■ **Instruction**
Copy the data exactly as it appears, and do not include any pictures.

(Dataset listings of figures)
Start

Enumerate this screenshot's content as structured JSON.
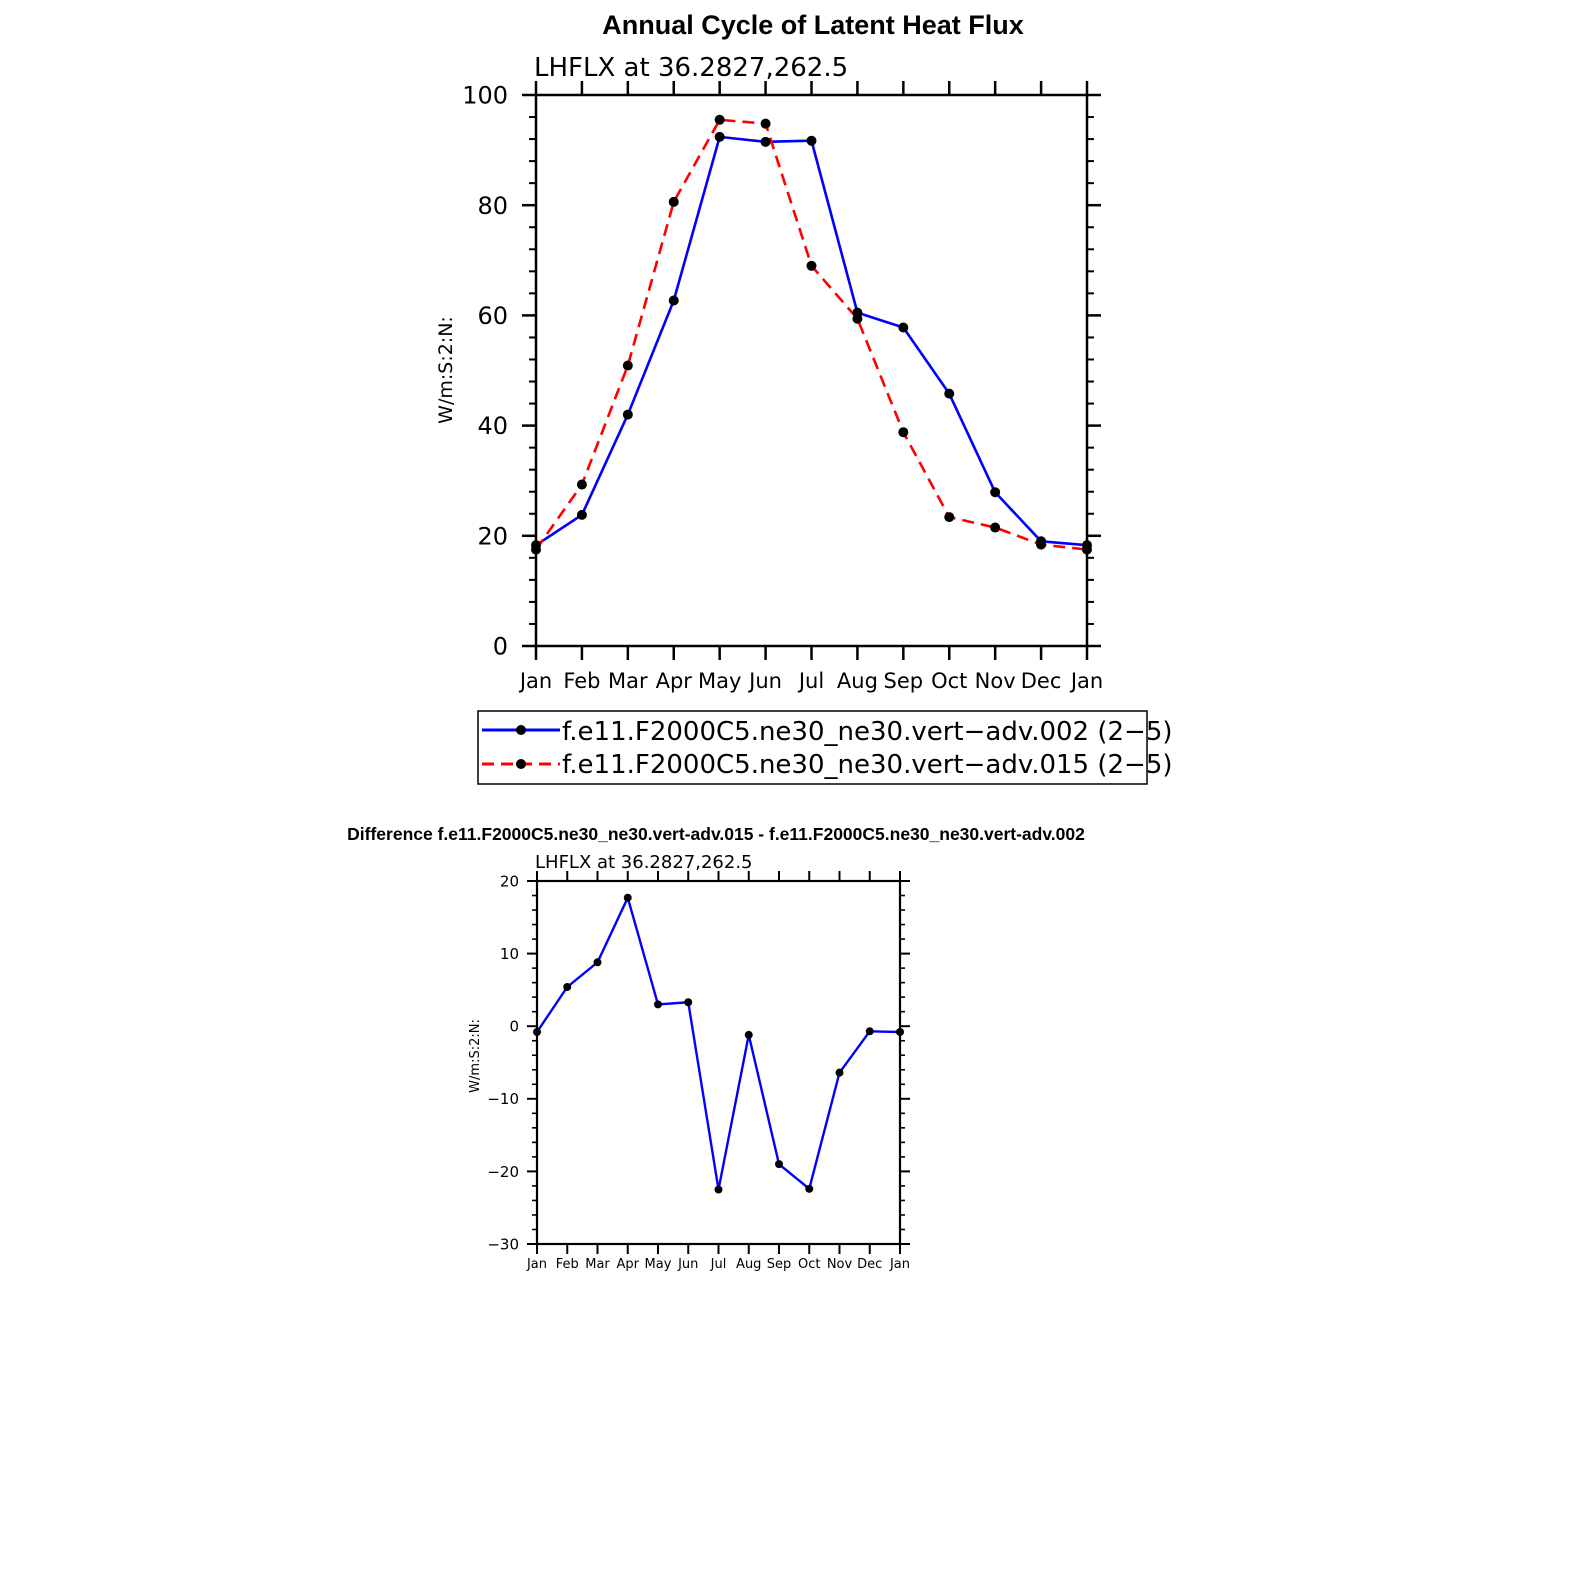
{
  "colors": {
    "series_a": "#0000ff",
    "series_b": "#ff0000",
    "marker": "#000000"
  },
  "charts": [
    {
      "title": "Annual Cycle of Latent Heat Flux",
      "subtitle": "LHFLX at 36.2827,262.5",
      "ylabel": "W/m:S:2:N:"
    },
    {
      "title": "Difference f.e11.F2000C5.ne30_ne30.vert-adv.015 - f.e11.F2000C5.ne30_ne30.vert-adv.002",
      "subtitle": "LHFLX at 36.2827,262.5",
      "ylabel": "W/m:S:2:N:"
    }
  ],
  "legend": {
    "entries": [
      "f.e11.F2000C5.ne30_ne30.vert−adv.002 (2−5)",
      "f.e11.F2000C5.ne30_ne30.vert−adv.015 (2−5)"
    ]
  },
  "chart_data": [
    {
      "type": "line",
      "title": "Annual Cycle of Latent Heat Flux",
      "subtitle": "LHFLX at 36.2827,262.5",
      "ylabel": "W/m:S:2:N:",
      "categories": [
        "Jan",
        "Feb",
        "Mar",
        "Apr",
        "May",
        "Jun",
        "Jul",
        "Aug",
        "Sep",
        "Oct",
        "Nov",
        "Dec",
        "Jan"
      ],
      "ylim": [
        0,
        100
      ],
      "yticks": [
        0,
        20,
        40,
        60,
        80,
        100
      ],
      "grid": false,
      "legend_position": "bottom",
      "series": [
        {
          "name": "f.e11.F2000C5.ne30_ne30.vert−adv.002 (2−5)",
          "color": "#0000ff",
          "dash": "solid",
          "values": [
            18.3,
            23.8,
            42.0,
            62.7,
            92.4,
            91.5,
            91.7,
            60.5,
            57.8,
            45.8,
            27.9,
            19.0,
            18.3
          ]
        },
        {
          "name": "f.e11.F2000C5.ne30_ne30.vert−adv.015 (2−5)",
          "color": "#ff0000",
          "dash": "dashed",
          "values": [
            17.5,
            29.3,
            50.9,
            80.6,
            95.5,
            94.8,
            69.0,
            59.4,
            38.8,
            23.4,
            21.5,
            18.4,
            17.5
          ]
        }
      ]
    },
    {
      "type": "line",
      "title": "Difference f.e11.F2000C5.ne30_ne30.vert-adv.015 - f.e11.F2000C5.ne30_ne30.vert-adv.002",
      "subtitle": "LHFLX at 36.2827,262.5",
      "ylabel": "W/m:S:2:N:",
      "categories": [
        "Jan",
        "Feb",
        "Mar",
        "Apr",
        "May",
        "Jun",
        "Jul",
        "Aug",
        "Sep",
        "Oct",
        "Nov",
        "Dec",
        "Jan"
      ],
      "ylim": [
        -30,
        20
      ],
      "yticks": [
        -30,
        -20,
        -10,
        0,
        10,
        20
      ],
      "ytick_labels": [
        "−30",
        "−20",
        "−10",
        "0",
        "10",
        "20"
      ],
      "grid": false,
      "series": [
        {
          "color": "#0000ff",
          "dash": "solid",
          "values": [
            -0.8,
            5.4,
            8.8,
            17.7,
            3.0,
            3.3,
            -22.5,
            -1.2,
            -19.0,
            -22.4,
            -6.4,
            -0.7,
            -0.8
          ]
        }
      ]
    }
  ]
}
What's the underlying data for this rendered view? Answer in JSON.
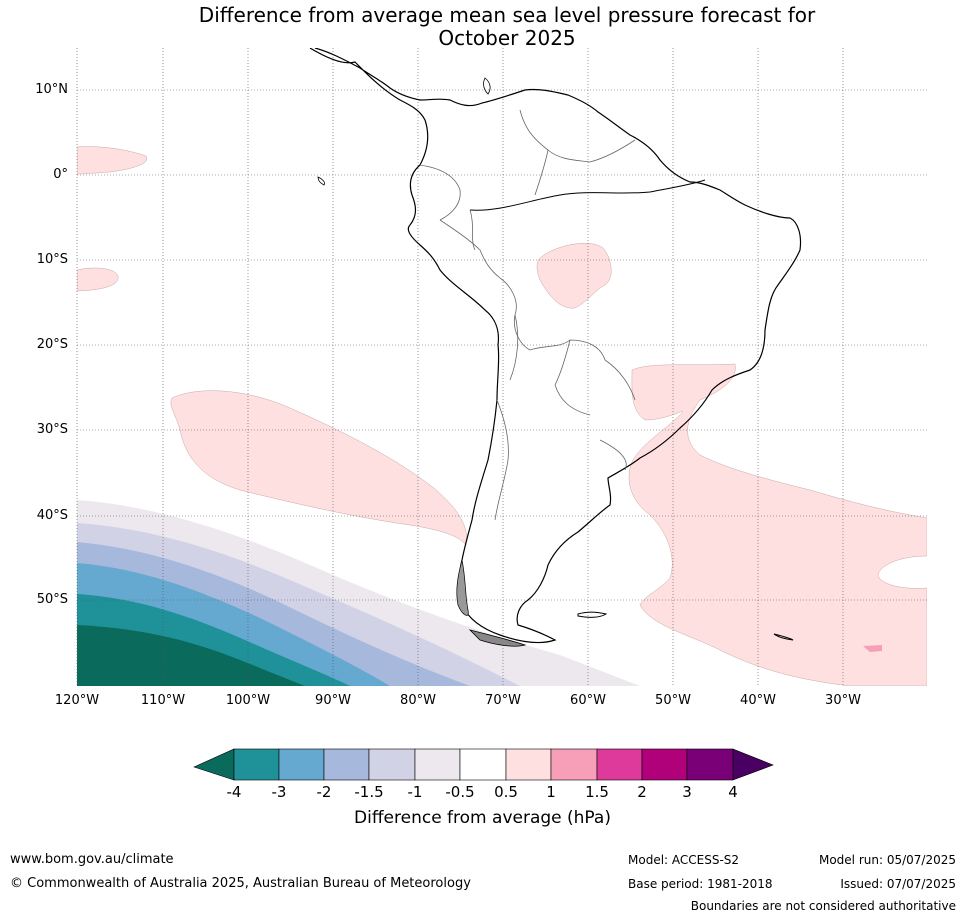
{
  "title_line1": "Difference from average mean sea level pressure forecast for",
  "title_line2": "October 2025",
  "map": {
    "region": "South America",
    "lat_labels": [
      "10°N",
      "0°",
      "10°S",
      "20°S",
      "30°S",
      "40°S",
      "50°S"
    ],
    "lon_labels": [
      "120°W",
      "110°W",
      "100°W",
      "90°W",
      "80°W",
      "70°W",
      "60°W",
      "50°W",
      "40°W",
      "30°W"
    ],
    "anomaly_regions": [
      {
        "location": "Equatorial Pacific near 0°",
        "category": "0.5 to 1"
      },
      {
        "location": "Eastern Pacific near 12°S",
        "category": "0.5 to 1"
      },
      {
        "location": "Central Bolivia / Brazil",
        "category": "0.5 to 1"
      },
      {
        "location": "Southeast Pacific off Chile",
        "category": "0.5 to 1"
      },
      {
        "location": "South Atlantic",
        "category": "0.5 to 1"
      },
      {
        "location": "Southeast Pacific, far southwest",
        "category": "-4 and below"
      }
    ]
  },
  "colorbar": {
    "ticks": [
      "-4",
      "-3",
      "-2",
      "-1.5",
      "-1",
      "-0.5",
      "0.5",
      "1",
      "1.5",
      "2",
      "3",
      "4"
    ],
    "colors": [
      "#0a6b5c",
      "#1f9199",
      "#65a8d0",
      "#a6b8db",
      "#d2d2e6",
      "#ede8ee",
      "#ffffff",
      "#fde0df",
      "#f79fb8",
      "#de3a9b",
      "#b0007a",
      "#7a0077",
      "#4a0062"
    ],
    "label": "Difference from average (hPa)"
  },
  "footer": {
    "website": "www.bom.gov.au/climate",
    "copyright": "© Commonwealth of Australia 2025, Australian Bureau of Meteorology",
    "model": "Model: ACCESS-S2",
    "base_period": "Base period: 1981-2018",
    "model_run": "Model run: 05/07/2025",
    "issued": "Issued: 07/07/2025",
    "disclaimer": "Boundaries are not considered authoritative"
  }
}
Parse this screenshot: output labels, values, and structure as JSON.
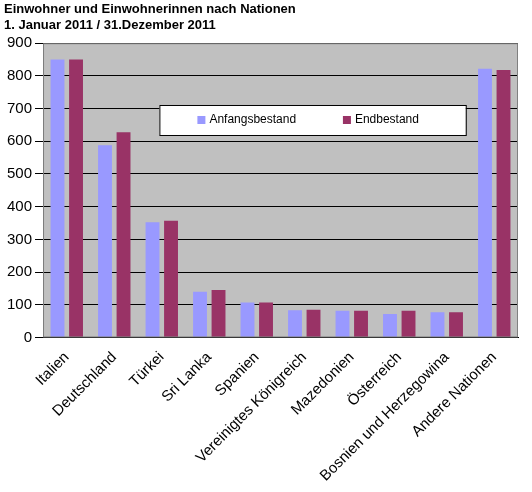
{
  "chart_data": {
    "type": "bar",
    "title": "Einwohner und Einwohnerinnen nach Nationen",
    "subtitle": "1. Januar 2011 / 31.Dezember 2011",
    "categories": [
      "Italien",
      "Deutschland",
      "Türkei",
      "Sri Lanka",
      "Spanien",
      "Vereinigtes Königreich",
      "Mazedonien",
      "Österreich",
      "Bosnien und Herzegowina",
      "Andere Nationen"
    ],
    "series": [
      {
        "name": "Anfangsbestand",
        "color": "#9999ff",
        "values": [
          850,
          588,
          352,
          140,
          107,
          83,
          82,
          72,
          77,
          822
        ]
      },
      {
        "name": "Endbestand",
        "color": "#993366",
        "values": [
          850,
          628,
          357,
          145,
          107,
          85,
          82,
          82,
          77,
          818
        ]
      }
    ],
    "ylim": [
      0,
      900
    ],
    "yticks": [
      0,
      100,
      200,
      300,
      400,
      500,
      600,
      700,
      800,
      900
    ],
    "grid": true,
    "legend": "top"
  }
}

End

■ **Complete response**
Enumerate this screenshot's content as structured JSON.
{
  "colors": {
    "series_a": "#0000ff",
    "series_b": "#ff0000",
    "marker": "#000000"
  },
  "charts": [
    {
      "title": "Annual Cycle of Latent Heat Flux",
      "subtitle": "LHFLX at 36.2827,262.5",
      "ylabel": "W/m:S:2:N:"
    },
    {
      "title": "Difference f.e11.F2000C5.ne30_ne30.vert-adv.015 - f.e11.F2000C5.ne30_ne30.vert-adv.002",
      "subtitle": "LHFLX at 36.2827,262.5",
      "ylabel": "W/m:S:2:N:"
    }
  ],
  "legend": {
    "entries": [
      "f.e11.F2000C5.ne30_ne30.vert−adv.002 (2−5)",
      "f.e11.F2000C5.ne30_ne30.vert−adv.015 (2−5)"
    ]
  },
  "chart_data": [
    {
      "type": "line",
      "title": "Annual Cycle of Latent Heat Flux",
      "subtitle": "LHFLX at 36.2827,262.5",
      "ylabel": "W/m:S:2:N:",
      "categories": [
        "Jan",
        "Feb",
        "Mar",
        "Apr",
        "May",
        "Jun",
        "Jul",
        "Aug",
        "Sep",
        "Oct",
        "Nov",
        "Dec",
        "Jan"
      ],
      "ylim": [
        0,
        100
      ],
      "yticks": [
        0,
        20,
        40,
        60,
        80,
        100
      ],
      "grid": false,
      "legend_position": "bottom",
      "series": [
        {
          "name": "f.e11.F2000C5.ne30_ne30.vert−adv.002 (2−5)",
          "color": "#0000ff",
          "dash": "solid",
          "values": [
            18.3,
            23.8,
            42.0,
            62.7,
            92.4,
            91.5,
            91.7,
            60.5,
            57.8,
            45.8,
            27.9,
            19.0,
            18.3
          ]
        },
        {
          "name": "f.e11.F2000C5.ne30_ne30.vert−adv.015 (2−5)",
          "color": "#ff0000",
          "dash": "dashed",
          "values": [
            17.5,
            29.3,
            50.9,
            80.6,
            95.5,
            94.8,
            69.0,
            59.4,
            38.8,
            23.4,
            21.5,
            18.4,
            17.5
          ]
        }
      ]
    },
    {
      "type": "line",
      "title": "Difference f.e11.F2000C5.ne30_ne30.vert-adv.015 - f.e11.F2000C5.ne30_ne30.vert-adv.002",
      "subtitle": "LHFLX at 36.2827,262.5",
      "ylabel": "W/m:S:2:N:",
      "categories": [
        "Jan",
        "Feb",
        "Mar",
        "Apr",
        "May",
        "Jun",
        "Jul",
        "Aug",
        "Sep",
        "Oct",
        "Nov",
        "Dec",
        "Jan"
      ],
      "ylim": [
        -30,
        20
      ],
      "yticks": [
        -30,
        -20,
        -10,
        0,
        10,
        20
      ],
      "ytick_labels": [
        "−30",
        "−20",
        "−10",
        "0",
        "10",
        "20"
      ],
      "grid": false,
      "series": [
        {
          "color": "#0000ff",
          "dash": "solid",
          "values": [
            -0.8,
            5.4,
            8.8,
            17.7,
            3.0,
            3.3,
            -22.5,
            -1.2,
            -19.0,
            -22.4,
            -6.4,
            -0.7,
            -0.8
          ]
        }
      ]
    }
  ]
}
What's the underlying data for this rendered view? Answer in JSON.
{
  "title_line1": "Difference from average mean sea level pressure forecast for",
  "title_line2": "October 2025",
  "map": {
    "region": "South America",
    "lat_labels": [
      "10°N",
      "0°",
      "10°S",
      "20°S",
      "30°S",
      "40°S",
      "50°S"
    ],
    "lon_labels": [
      "120°W",
      "110°W",
      "100°W",
      "90°W",
      "80°W",
      "70°W",
      "60°W",
      "50°W",
      "40°W",
      "30°W"
    ],
    "anomaly_regions": [
      {
        "location": "Equatorial Pacific near 0°",
        "category": "0.5 to 1"
      },
      {
        "location": "Eastern Pacific near 12°S",
        "category": "0.5 to 1"
      },
      {
        "location": "Central Bolivia / Brazil",
        "category": "0.5 to 1"
      },
      {
        "location": "Southeast Pacific off Chile",
        "category": "0.5 to 1"
      },
      {
        "location": "South Atlantic",
        "category": "0.5 to 1"
      },
      {
        "location": "Southeast Pacific, far southwest",
        "category": "-4 and below"
      }
    ]
  },
  "colorbar": {
    "ticks": [
      "-4",
      "-3",
      "-2",
      "-1.5",
      "-1",
      "-0.5",
      "0.5",
      "1",
      "1.5",
      "2",
      "3",
      "4"
    ],
    "colors": [
      "#0a6b5c",
      "#1f9199",
      "#65a8d0",
      "#a6b8db",
      "#d2d2e6",
      "#ede8ee",
      "#ffffff",
      "#fde0df",
      "#f79fb8",
      "#de3a9b",
      "#b0007a",
      "#7a0077",
      "#4a0062"
    ],
    "label": "Difference from average (hPa)"
  },
  "footer": {
    "website": "www.bom.gov.au/climate",
    "copyright": "© Commonwealth of Australia 2025, Australian Bureau of Meteorology",
    "model": "Model: ACCESS-S2",
    "base_period": "Base period: 1981-2018",
    "model_run": "Model run: 05/07/2025",
    "issued": "Issued: 07/07/2025",
    "disclaimer": "Boundaries are not considered authoritative"
  }
}
Parse this screenshot: output labels, values, and structure as JSON.
{
  "chart_data": {
    "type": "bar",
    "title": "Einwohner und Einwohnerinnen nach Nationen",
    "subtitle": "1. Januar 2011 / 31.Dezember 2011",
    "categories": [
      "Italien",
      "Deutschland",
      "Türkei",
      "Sri Lanka",
      "Spanien",
      "Vereinigtes Königreich",
      "Mazedonien",
      "Österreich",
      "Bosnien und Herzegowina",
      "Andere Nationen"
    ],
    "series": [
      {
        "name": "Anfangsbestand",
        "color": "#9999ff",
        "values": [
          850,
          588,
          352,
          140,
          107,
          83,
          82,
          72,
          77,
          822
        ]
      },
      {
        "name": "Endbestand",
        "color": "#993366",
        "values": [
          850,
          628,
          357,
          145,
          107,
          85,
          82,
          82,
          77,
          818
        ]
      }
    ],
    "ylim": [
      0,
      900
    ],
    "yticks": [
      0,
      100,
      200,
      300,
      400,
      500,
      600,
      700,
      800,
      900
    ],
    "grid": true,
    "legend": "top"
  }
}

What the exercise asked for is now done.